#### THE RECORDS:
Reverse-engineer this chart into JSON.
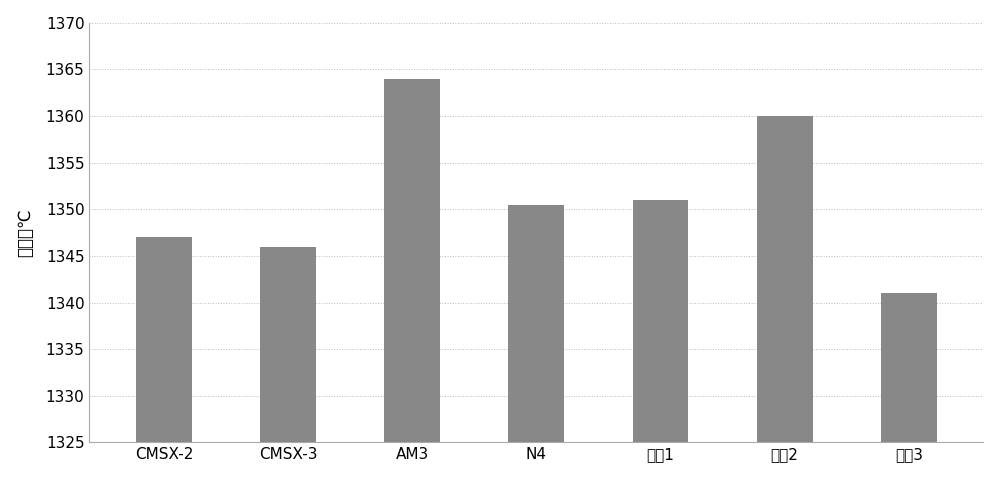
{
  "categories": [
    "CMSX-2",
    "CMSX-3",
    "AM3",
    "N4",
    "合金1",
    "合金2",
    "合金3"
  ],
  "values": [
    1347.0,
    1346.0,
    1364.0,
    1350.5,
    1351.0,
    1360.0,
    1341.0
  ],
  "bar_color": "#888888",
  "ylabel": "温度／℃",
  "ylim": [
    1325,
    1370
  ],
  "yticks": [
    1325,
    1330,
    1335,
    1340,
    1345,
    1350,
    1355,
    1360,
    1365,
    1370
  ],
  "background_color": "#ffffff",
  "grid_color": "#bbbbbb",
  "bar_width": 0.45,
  "figure_width": 10.0,
  "figure_height": 4.79,
  "tick_fontsize": 11,
  "label_fontsize": 12
}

#### WHAT IS REQUIRED:
Leave the images out and output the remaining material exactly as it stands.

#### WRITTEN SOLUTION:
Reverse-engineer this chart into JSON.
{
  "categories": [
    "CMSX-2",
    "CMSX-3",
    "AM3",
    "N4",
    "合金1",
    "合金2",
    "合金3"
  ],
  "values": [
    1347.0,
    1346.0,
    1364.0,
    1350.5,
    1351.0,
    1360.0,
    1341.0
  ],
  "bar_color": "#888888",
  "ylabel": "温度／℃",
  "ylim": [
    1325,
    1370
  ],
  "yticks": [
    1325,
    1330,
    1335,
    1340,
    1345,
    1350,
    1355,
    1360,
    1365,
    1370
  ],
  "background_color": "#ffffff",
  "grid_color": "#bbbbbb",
  "bar_width": 0.45,
  "figure_width": 10.0,
  "figure_height": 4.79,
  "tick_fontsize": 11,
  "label_fontsize": 12
}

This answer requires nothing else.